§ TASK DIRECTIONS
Output the entries word for word. Omit images.

§ DATASET EXTRACT
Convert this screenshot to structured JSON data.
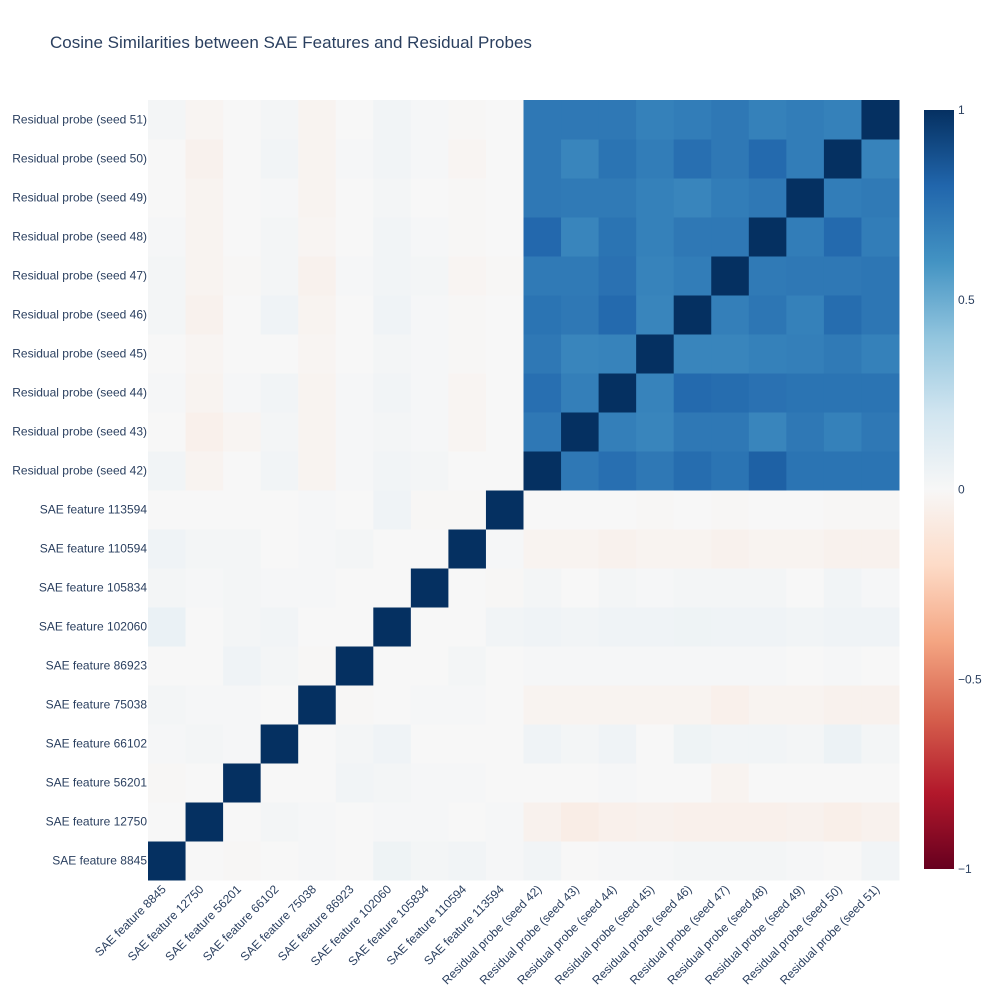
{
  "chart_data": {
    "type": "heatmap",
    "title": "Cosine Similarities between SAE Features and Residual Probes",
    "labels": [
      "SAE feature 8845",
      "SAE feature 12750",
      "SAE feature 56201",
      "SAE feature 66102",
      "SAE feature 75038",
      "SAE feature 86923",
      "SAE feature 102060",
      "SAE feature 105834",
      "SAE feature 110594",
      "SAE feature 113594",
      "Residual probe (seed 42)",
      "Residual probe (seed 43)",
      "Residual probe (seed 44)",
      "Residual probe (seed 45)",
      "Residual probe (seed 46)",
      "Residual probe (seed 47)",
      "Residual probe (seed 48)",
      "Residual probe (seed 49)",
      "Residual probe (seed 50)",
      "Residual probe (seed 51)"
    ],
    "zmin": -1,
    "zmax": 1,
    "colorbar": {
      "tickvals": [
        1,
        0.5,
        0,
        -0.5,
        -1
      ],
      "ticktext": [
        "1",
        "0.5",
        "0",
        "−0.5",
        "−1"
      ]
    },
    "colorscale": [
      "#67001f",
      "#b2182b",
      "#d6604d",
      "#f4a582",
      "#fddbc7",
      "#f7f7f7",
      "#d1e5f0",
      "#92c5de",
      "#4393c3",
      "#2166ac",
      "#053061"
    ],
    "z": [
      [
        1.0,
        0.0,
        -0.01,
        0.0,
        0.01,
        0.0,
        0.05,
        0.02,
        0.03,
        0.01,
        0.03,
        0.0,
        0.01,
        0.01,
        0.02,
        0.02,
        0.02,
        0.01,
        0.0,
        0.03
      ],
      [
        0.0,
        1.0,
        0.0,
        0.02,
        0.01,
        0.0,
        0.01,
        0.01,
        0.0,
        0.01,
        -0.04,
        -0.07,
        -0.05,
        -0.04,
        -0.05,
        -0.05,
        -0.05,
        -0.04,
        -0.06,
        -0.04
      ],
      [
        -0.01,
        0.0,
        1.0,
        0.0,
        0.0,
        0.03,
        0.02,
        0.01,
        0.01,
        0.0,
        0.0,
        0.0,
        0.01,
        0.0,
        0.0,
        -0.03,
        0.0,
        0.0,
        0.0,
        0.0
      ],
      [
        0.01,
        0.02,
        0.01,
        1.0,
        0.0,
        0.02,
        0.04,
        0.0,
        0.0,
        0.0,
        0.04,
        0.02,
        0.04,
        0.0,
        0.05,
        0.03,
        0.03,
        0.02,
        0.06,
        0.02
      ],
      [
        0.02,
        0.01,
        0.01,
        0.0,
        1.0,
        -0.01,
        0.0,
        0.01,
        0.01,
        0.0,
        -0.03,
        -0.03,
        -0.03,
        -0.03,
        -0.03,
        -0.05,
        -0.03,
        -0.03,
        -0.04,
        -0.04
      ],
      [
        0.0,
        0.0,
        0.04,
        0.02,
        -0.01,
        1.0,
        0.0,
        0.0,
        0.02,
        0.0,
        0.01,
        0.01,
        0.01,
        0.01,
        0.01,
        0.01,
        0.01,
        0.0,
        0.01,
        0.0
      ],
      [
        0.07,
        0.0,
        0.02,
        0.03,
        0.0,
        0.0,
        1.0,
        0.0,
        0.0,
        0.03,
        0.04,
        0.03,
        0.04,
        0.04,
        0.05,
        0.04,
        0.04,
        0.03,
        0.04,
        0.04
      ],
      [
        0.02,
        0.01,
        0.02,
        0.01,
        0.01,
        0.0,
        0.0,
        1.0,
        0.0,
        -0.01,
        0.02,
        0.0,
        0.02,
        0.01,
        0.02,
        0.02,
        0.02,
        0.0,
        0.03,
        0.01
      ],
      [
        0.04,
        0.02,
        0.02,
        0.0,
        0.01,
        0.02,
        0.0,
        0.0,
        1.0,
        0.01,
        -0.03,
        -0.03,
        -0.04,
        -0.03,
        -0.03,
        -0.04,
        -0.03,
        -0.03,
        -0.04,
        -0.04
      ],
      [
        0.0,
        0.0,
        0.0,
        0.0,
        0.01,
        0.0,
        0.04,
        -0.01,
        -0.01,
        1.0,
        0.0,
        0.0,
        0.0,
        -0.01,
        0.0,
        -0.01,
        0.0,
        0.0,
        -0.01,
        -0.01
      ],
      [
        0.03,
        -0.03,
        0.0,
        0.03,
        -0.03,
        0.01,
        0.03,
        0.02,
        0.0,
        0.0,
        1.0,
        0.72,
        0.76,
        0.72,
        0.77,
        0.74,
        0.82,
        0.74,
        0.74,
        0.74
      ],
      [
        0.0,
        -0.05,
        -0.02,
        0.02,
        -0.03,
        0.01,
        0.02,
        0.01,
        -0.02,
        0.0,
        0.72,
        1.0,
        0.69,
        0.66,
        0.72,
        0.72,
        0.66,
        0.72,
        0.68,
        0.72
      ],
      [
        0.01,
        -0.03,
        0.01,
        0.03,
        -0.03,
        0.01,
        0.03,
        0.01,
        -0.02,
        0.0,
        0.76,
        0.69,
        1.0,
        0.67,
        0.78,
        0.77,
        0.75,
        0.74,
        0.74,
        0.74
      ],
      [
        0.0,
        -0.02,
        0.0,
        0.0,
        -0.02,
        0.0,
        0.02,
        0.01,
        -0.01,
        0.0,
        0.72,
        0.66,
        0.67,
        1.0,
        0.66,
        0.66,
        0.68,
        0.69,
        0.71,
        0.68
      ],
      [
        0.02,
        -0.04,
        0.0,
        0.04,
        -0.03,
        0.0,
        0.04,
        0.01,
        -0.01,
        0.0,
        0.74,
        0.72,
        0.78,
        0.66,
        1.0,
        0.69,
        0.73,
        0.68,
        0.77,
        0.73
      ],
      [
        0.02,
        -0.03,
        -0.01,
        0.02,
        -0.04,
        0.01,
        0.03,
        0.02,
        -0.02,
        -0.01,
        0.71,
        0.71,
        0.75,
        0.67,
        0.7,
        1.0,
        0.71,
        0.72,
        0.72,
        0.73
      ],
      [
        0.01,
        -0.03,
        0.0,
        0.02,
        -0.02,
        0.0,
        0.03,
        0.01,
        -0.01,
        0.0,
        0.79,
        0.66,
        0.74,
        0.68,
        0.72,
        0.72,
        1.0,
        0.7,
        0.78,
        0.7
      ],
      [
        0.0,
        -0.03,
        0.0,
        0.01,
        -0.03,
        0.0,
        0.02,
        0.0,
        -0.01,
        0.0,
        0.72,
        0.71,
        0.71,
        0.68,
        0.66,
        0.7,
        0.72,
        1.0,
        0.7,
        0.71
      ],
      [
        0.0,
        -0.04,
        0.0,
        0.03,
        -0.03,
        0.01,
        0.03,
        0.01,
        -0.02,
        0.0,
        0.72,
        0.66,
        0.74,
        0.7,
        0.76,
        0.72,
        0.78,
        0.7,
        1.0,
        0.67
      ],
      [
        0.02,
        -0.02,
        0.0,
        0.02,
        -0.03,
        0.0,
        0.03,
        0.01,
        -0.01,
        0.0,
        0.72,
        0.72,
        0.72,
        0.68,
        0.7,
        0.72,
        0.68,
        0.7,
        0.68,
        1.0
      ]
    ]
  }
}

§ OUTPUT OF THE EXERCISE
Convert this screenshot to structured JSON data.
{
  "chart_data": {
    "type": "heatmap",
    "title": "Cosine Similarities between SAE Features and Residual Probes",
    "labels": [
      "SAE feature 8845",
      "SAE feature 12750",
      "SAE feature 56201",
      "SAE feature 66102",
      "SAE feature 75038",
      "SAE feature 86923",
      "SAE feature 102060",
      "SAE feature 105834",
      "SAE feature 110594",
      "SAE feature 113594",
      "Residual probe (seed 42)",
      "Residual probe (seed 43)",
      "Residual probe (seed 44)",
      "Residual probe (seed 45)",
      "Residual probe (seed 46)",
      "Residual probe (seed 47)",
      "Residual probe (seed 48)",
      "Residual probe (seed 49)",
      "Residual probe (seed 50)",
      "Residual probe (seed 51)"
    ],
    "zmin": -1,
    "zmax": 1,
    "colorbar": {
      "tickvals": [
        1,
        0.5,
        0,
        -0.5,
        -1
      ],
      "ticktext": [
        "1",
        "0.5",
        "0",
        "−0.5",
        "−1"
      ]
    },
    "colorscale": [
      "#67001f",
      "#b2182b",
      "#d6604d",
      "#f4a582",
      "#fddbc7",
      "#f7f7f7",
      "#d1e5f0",
      "#92c5de",
      "#4393c3",
      "#2166ac",
      "#053061"
    ],
    "z": [
      [
        1.0,
        0.0,
        -0.01,
        0.0,
        0.01,
        0.0,
        0.05,
        0.02,
        0.03,
        0.01,
        0.03,
        0.0,
        0.01,
        0.01,
        0.02,
        0.02,
        0.02,
        0.01,
        0.0,
        0.03
      ],
      [
        0.0,
        1.0,
        0.0,
        0.02,
        0.01,
        0.0,
        0.01,
        0.01,
        0.0,
        0.01,
        -0.04,
        -0.07,
        -0.05,
        -0.04,
        -0.05,
        -0.05,
        -0.05,
        -0.04,
        -0.06,
        -0.04
      ],
      [
        -0.01,
        0.0,
        1.0,
        0.0,
        0.0,
        0.03,
        0.02,
        0.01,
        0.01,
        0.0,
        0.0,
        0.0,
        0.01,
        0.0,
        0.0,
        -0.03,
        0.0,
        0.0,
        0.0,
        0.0
      ],
      [
        0.01,
        0.02,
        0.01,
        1.0,
        0.0,
        0.02,
        0.04,
        0.0,
        0.0,
        0.0,
        0.04,
        0.02,
        0.04,
        0.0,
        0.05,
        0.03,
        0.03,
        0.02,
        0.06,
        0.02
      ],
      [
        0.02,
        0.01,
        0.01,
        0.0,
        1.0,
        -0.01,
        0.0,
        0.01,
        0.01,
        0.0,
        -0.03,
        -0.03,
        -0.03,
        -0.03,
        -0.03,
        -0.05,
        -0.03,
        -0.03,
        -0.04,
        -0.04
      ],
      [
        0.0,
        0.0,
        0.04,
        0.02,
        -0.01,
        1.0,
        0.0,
        0.0,
        0.02,
        0.0,
        0.01,
        0.01,
        0.01,
        0.01,
        0.01,
        0.01,
        0.01,
        0.0,
        0.01,
        0.0
      ],
      [
        0.07,
        0.0,
        0.02,
        0.03,
        0.0,
        0.0,
        1.0,
        0.0,
        0.0,
        0.03,
        0.04,
        0.03,
        0.04,
        0.04,
        0.05,
        0.04,
        0.04,
        0.03,
        0.04,
        0.04
      ],
      [
        0.02,
        0.01,
        0.02,
        0.01,
        0.01,
        0.0,
        0.0,
        1.0,
        0.0,
        -0.01,
        0.02,
        0.0,
        0.02,
        0.01,
        0.02,
        0.02,
        0.02,
        0.0,
        0.03,
        0.01
      ],
      [
        0.04,
        0.02,
        0.02,
        0.0,
        0.01,
        0.02,
        0.0,
        0.0,
        1.0,
        0.01,
        -0.03,
        -0.03,
        -0.04,
        -0.03,
        -0.03,
        -0.04,
        -0.03,
        -0.03,
        -0.04,
        -0.04
      ],
      [
        0.0,
        0.0,
        0.0,
        0.0,
        0.01,
        0.0,
        0.04,
        -0.01,
        -0.01,
        1.0,
        0.0,
        0.0,
        0.0,
        -0.01,
        0.0,
        -0.01,
        0.0,
        0.0,
        -0.01,
        -0.01
      ],
      [
        0.03,
        -0.03,
        0.0,
        0.03,
        -0.03,
        0.01,
        0.03,
        0.02,
        0.0,
        0.0,
        1.0,
        0.72,
        0.76,
        0.72,
        0.77,
        0.74,
        0.82,
        0.74,
        0.74,
        0.74
      ],
      [
        0.0,
        -0.05,
        -0.02,
        0.02,
        -0.03,
        0.01,
        0.02,
        0.01,
        -0.02,
        0.0,
        0.72,
        1.0,
        0.69,
        0.66,
        0.72,
        0.72,
        0.66,
        0.72,
        0.68,
        0.72
      ],
      [
        0.01,
        -0.03,
        0.01,
        0.03,
        -0.03,
        0.01,
        0.03,
        0.01,
        -0.02,
        0.0,
        0.76,
        0.69,
        1.0,
        0.67,
        0.78,
        0.77,
        0.75,
        0.74,
        0.74,
        0.74
      ],
      [
        0.0,
        -0.02,
        0.0,
        0.0,
        -0.02,
        0.0,
        0.02,
        0.01,
        -0.01,
        0.0,
        0.72,
        0.66,
        0.67,
        1.0,
        0.66,
        0.66,
        0.68,
        0.69,
        0.71,
        0.68
      ],
      [
        0.02,
        -0.04,
        0.0,
        0.04,
        -0.03,
        0.0,
        0.04,
        0.01,
        -0.01,
        0.0,
        0.74,
        0.72,
        0.78,
        0.66,
        1.0,
        0.69,
        0.73,
        0.68,
        0.77,
        0.73
      ],
      [
        0.02,
        -0.03,
        -0.01,
        0.02,
        -0.04,
        0.01,
        0.03,
        0.02,
        -0.02,
        -0.01,
        0.71,
        0.71,
        0.75,
        0.67,
        0.7,
        1.0,
        0.71,
        0.72,
        0.72,
        0.73
      ],
      [
        0.01,
        -0.03,
        0.0,
        0.02,
        -0.02,
        0.0,
        0.03,
        0.01,
        -0.01,
        0.0,
        0.79,
        0.66,
        0.74,
        0.68,
        0.72,
        0.72,
        1.0,
        0.7,
        0.78,
        0.7
      ],
      [
        0.0,
        -0.03,
        0.0,
        0.01,
        -0.03,
        0.0,
        0.02,
        0.0,
        -0.01,
        0.0,
        0.72,
        0.71,
        0.71,
        0.68,
        0.66,
        0.7,
        0.72,
        1.0,
        0.7,
        0.71
      ],
      [
        0.0,
        -0.04,
        0.0,
        0.03,
        -0.03,
        0.01,
        0.03,
        0.01,
        -0.02,
        0.0,
        0.72,
        0.66,
        0.74,
        0.7,
        0.76,
        0.72,
        0.78,
        0.7,
        1.0,
        0.67
      ],
      [
        0.02,
        -0.02,
        0.0,
        0.02,
        -0.03,
        0.0,
        0.03,
        0.01,
        -0.01,
        0.0,
        0.72,
        0.72,
        0.72,
        0.68,
        0.7,
        0.72,
        0.68,
        0.7,
        0.68,
        1.0
      ]
    ]
  }
}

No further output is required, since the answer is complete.